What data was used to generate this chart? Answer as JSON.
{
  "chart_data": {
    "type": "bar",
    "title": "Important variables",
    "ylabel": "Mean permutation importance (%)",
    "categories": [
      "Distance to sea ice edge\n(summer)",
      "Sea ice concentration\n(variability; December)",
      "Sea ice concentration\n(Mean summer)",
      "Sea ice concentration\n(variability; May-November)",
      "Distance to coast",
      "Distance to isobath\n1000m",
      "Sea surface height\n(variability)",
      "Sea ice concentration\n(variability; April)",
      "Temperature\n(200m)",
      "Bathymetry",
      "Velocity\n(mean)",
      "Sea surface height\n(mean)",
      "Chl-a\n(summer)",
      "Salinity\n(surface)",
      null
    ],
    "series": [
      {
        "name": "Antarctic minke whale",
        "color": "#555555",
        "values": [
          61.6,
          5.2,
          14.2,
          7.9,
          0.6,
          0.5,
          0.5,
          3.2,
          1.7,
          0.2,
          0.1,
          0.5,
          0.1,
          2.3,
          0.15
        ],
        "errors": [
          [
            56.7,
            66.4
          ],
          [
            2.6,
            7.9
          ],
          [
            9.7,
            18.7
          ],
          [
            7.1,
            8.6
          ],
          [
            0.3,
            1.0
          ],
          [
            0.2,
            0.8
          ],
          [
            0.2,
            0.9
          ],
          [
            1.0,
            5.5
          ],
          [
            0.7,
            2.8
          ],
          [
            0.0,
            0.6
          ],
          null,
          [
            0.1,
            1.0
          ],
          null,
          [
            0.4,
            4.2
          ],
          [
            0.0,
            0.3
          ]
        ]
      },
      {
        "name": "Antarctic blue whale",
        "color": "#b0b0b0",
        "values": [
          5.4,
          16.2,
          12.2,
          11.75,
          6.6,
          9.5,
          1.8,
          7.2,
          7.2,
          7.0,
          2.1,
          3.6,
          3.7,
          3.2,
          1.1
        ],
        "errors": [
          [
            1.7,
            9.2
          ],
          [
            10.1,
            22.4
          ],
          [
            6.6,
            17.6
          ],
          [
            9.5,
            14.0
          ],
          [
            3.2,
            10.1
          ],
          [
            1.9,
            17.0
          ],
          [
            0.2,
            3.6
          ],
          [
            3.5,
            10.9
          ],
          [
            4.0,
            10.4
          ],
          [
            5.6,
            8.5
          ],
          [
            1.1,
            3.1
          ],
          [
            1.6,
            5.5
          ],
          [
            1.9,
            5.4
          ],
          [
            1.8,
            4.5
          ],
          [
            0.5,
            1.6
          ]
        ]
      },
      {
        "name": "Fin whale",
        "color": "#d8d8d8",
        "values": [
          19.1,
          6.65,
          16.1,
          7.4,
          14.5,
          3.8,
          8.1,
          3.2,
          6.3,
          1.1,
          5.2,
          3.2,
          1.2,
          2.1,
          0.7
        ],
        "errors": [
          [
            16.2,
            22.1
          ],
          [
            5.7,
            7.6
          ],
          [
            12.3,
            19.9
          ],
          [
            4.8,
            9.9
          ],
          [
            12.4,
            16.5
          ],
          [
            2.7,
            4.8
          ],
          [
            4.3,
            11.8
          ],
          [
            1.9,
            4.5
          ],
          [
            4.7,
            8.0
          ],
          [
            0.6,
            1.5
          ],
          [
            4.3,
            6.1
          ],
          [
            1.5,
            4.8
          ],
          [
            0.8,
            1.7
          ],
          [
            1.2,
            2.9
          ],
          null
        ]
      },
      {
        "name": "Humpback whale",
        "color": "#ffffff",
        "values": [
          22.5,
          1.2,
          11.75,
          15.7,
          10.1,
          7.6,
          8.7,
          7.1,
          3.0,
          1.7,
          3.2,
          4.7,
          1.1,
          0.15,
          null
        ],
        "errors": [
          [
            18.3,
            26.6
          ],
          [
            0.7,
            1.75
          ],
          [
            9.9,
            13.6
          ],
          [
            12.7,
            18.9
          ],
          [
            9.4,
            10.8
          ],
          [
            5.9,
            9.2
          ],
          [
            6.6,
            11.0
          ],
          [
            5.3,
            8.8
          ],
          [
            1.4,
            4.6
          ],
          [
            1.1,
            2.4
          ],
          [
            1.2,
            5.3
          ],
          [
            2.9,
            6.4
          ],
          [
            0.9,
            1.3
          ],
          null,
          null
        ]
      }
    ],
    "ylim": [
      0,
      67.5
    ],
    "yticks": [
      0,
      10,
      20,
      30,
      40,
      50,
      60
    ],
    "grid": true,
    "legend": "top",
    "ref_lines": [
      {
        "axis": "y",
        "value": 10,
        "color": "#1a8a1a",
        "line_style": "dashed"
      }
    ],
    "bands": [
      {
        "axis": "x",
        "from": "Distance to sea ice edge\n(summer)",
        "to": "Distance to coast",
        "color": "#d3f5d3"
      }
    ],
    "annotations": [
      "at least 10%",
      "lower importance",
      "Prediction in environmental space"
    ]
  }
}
#####
From the entries, copy out each line containing the word "Distance".

### Task answer
      "Distance to sea ice edge\n(summer)",
      "Distance to coast",
      "Distance to isobath\n1000m",
        "from": "Distance to sea ice edge\n(summer)",
        "to": "Distance to coast",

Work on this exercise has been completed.